■ TASK INSTRUCTIONS: Copy, from the entries below, each line in which the string "With" appears.

■ PROVIDED RECORDS:
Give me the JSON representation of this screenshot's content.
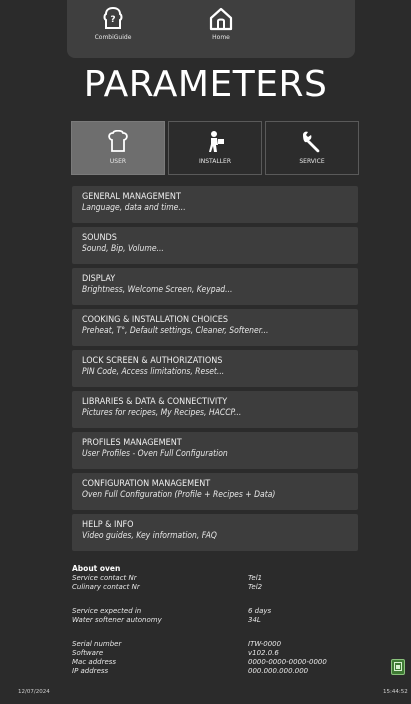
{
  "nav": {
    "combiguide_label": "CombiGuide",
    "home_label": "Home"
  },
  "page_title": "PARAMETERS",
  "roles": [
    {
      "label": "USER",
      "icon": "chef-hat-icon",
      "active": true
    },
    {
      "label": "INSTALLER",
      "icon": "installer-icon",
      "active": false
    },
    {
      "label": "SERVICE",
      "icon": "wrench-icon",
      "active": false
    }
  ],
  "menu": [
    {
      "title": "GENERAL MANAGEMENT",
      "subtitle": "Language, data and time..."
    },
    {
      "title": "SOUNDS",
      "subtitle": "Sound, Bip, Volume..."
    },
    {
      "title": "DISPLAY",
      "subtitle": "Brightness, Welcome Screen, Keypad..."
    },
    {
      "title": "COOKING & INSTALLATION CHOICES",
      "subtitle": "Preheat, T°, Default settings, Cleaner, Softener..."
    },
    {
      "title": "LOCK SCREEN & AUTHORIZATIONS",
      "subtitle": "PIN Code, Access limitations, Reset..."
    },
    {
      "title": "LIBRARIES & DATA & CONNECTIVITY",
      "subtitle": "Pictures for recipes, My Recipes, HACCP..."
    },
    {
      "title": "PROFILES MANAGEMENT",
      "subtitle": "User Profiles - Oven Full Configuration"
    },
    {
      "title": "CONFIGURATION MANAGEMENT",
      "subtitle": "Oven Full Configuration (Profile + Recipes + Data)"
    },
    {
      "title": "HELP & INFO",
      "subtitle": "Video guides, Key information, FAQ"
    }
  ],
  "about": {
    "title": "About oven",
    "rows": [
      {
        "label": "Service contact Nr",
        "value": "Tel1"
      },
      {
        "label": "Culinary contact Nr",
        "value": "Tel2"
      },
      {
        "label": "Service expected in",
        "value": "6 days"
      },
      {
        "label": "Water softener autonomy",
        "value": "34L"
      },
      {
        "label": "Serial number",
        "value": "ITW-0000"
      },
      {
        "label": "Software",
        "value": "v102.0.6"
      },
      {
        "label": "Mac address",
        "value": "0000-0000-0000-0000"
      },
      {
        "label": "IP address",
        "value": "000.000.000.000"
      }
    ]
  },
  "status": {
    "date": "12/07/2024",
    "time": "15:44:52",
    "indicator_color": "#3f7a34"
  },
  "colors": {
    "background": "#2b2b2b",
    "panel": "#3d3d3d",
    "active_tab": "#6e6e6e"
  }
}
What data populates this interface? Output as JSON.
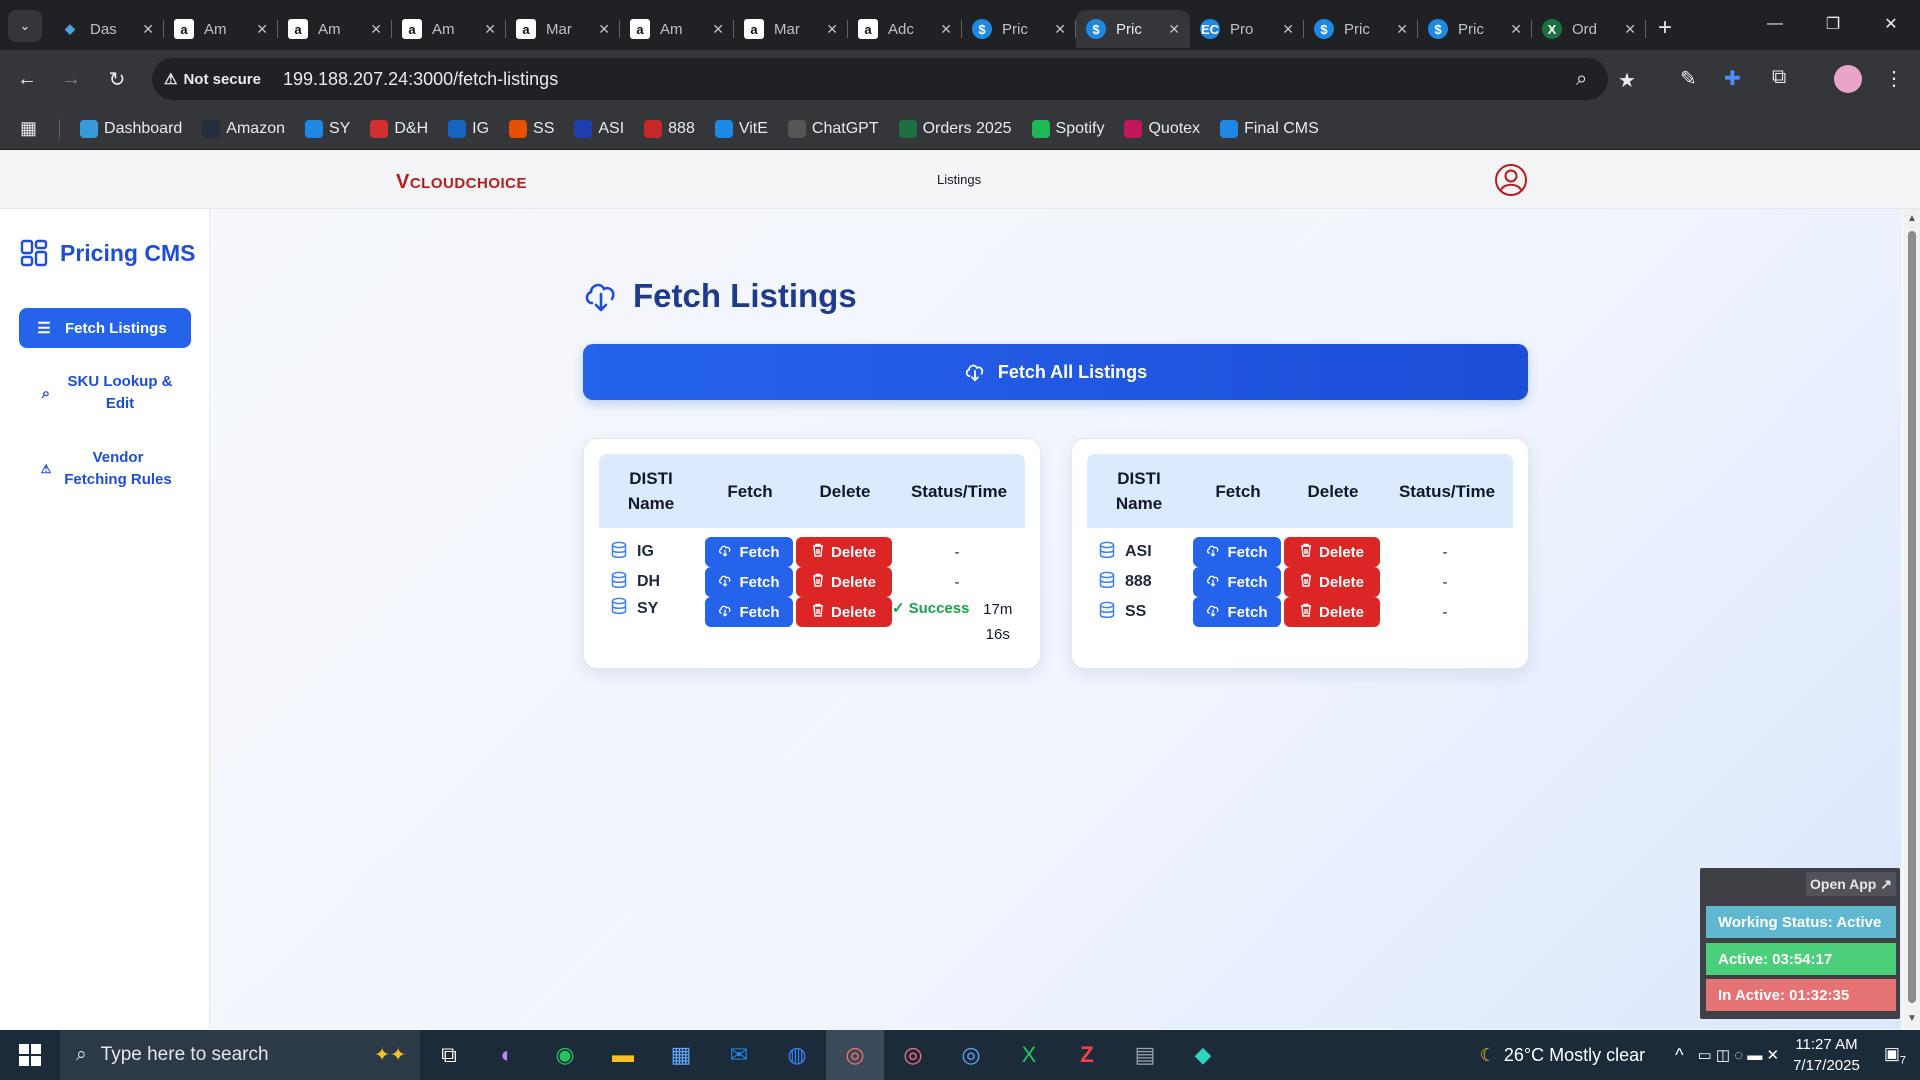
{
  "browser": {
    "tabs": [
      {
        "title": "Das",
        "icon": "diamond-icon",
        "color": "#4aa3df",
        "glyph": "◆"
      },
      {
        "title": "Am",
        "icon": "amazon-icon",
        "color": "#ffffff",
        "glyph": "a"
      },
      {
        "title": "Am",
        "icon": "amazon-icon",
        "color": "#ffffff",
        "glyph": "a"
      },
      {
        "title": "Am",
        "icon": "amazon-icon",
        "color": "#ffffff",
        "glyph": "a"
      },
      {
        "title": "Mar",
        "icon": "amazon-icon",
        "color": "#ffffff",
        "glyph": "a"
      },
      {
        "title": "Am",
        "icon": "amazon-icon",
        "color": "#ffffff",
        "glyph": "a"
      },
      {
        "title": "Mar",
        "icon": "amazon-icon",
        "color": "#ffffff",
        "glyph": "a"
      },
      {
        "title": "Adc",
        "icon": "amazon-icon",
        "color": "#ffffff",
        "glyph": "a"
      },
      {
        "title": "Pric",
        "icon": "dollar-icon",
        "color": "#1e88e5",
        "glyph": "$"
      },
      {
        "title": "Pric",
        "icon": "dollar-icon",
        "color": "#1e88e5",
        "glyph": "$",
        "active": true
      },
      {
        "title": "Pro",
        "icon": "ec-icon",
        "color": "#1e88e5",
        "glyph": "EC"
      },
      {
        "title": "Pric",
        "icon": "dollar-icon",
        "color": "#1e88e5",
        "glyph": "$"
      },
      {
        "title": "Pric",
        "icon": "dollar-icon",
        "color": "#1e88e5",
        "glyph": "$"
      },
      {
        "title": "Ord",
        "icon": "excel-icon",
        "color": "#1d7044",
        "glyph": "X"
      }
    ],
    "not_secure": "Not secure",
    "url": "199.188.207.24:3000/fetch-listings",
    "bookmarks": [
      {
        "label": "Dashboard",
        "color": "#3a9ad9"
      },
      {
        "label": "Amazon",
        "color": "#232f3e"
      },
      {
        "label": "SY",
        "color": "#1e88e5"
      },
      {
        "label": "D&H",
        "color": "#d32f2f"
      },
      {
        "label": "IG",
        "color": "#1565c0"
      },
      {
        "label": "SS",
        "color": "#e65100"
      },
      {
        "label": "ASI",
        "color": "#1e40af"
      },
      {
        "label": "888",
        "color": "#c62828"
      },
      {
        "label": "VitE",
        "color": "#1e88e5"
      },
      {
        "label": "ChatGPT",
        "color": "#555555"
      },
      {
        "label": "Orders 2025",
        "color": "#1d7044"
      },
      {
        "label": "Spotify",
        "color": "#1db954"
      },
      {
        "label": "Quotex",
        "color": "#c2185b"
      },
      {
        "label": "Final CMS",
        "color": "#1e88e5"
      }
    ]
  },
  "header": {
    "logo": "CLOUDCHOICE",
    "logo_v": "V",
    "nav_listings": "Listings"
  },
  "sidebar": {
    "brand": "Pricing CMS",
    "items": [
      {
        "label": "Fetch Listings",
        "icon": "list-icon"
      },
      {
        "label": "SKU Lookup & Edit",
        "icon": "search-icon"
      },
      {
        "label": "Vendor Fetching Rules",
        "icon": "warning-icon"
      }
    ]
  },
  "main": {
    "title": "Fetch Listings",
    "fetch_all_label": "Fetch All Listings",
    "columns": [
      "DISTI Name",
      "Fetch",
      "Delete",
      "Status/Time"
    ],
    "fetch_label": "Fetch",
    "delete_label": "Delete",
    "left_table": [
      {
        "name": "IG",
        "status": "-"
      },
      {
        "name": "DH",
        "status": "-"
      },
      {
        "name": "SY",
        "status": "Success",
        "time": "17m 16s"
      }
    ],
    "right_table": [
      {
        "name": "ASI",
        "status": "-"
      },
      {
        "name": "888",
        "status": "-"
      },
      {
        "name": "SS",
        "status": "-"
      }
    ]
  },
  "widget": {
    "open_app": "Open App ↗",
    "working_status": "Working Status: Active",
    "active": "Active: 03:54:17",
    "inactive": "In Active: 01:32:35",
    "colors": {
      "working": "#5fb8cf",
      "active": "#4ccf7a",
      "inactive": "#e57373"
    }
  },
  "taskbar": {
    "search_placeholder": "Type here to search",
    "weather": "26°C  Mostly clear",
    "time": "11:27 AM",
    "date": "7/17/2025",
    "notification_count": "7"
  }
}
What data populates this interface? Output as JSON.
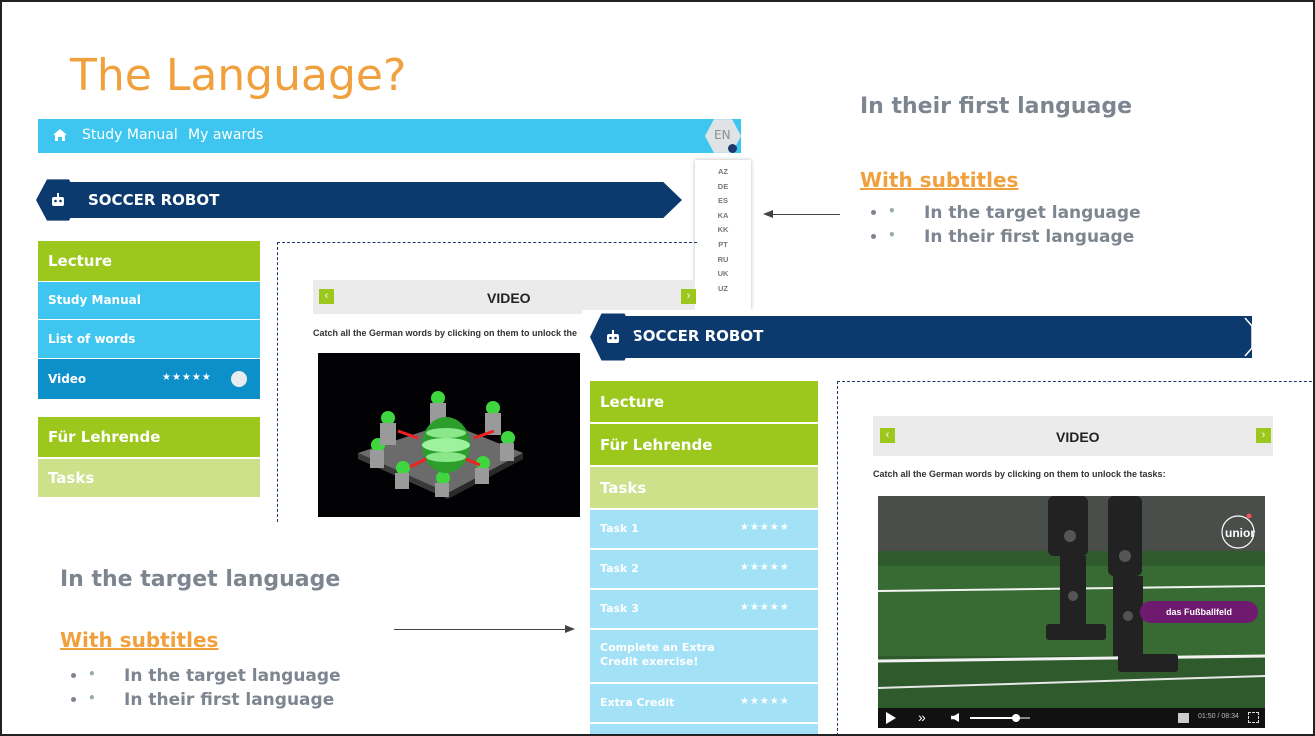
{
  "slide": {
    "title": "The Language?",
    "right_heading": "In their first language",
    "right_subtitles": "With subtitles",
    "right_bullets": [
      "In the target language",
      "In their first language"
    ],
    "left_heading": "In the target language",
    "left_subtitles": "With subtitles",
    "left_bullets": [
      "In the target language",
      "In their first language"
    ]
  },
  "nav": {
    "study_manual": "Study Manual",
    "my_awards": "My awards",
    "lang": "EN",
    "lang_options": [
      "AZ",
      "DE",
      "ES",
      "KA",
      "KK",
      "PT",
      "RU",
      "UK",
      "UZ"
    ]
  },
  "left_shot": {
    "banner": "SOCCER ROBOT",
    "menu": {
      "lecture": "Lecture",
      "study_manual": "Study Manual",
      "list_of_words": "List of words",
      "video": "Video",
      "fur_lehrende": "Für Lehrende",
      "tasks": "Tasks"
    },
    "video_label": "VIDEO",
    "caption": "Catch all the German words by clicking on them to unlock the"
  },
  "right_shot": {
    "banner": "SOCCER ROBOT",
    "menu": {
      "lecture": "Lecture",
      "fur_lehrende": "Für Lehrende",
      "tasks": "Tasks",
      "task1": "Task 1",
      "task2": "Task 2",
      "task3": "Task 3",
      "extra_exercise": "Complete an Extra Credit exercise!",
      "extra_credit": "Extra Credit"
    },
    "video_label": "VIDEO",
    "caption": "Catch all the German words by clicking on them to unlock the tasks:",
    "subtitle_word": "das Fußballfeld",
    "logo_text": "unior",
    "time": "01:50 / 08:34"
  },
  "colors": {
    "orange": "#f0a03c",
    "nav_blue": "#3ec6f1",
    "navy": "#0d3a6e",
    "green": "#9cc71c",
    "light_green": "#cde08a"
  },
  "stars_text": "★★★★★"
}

■ FINISHED TASK:
    "right_subtitles": "With subtitles",
    "left_subtitles": "With subtitles",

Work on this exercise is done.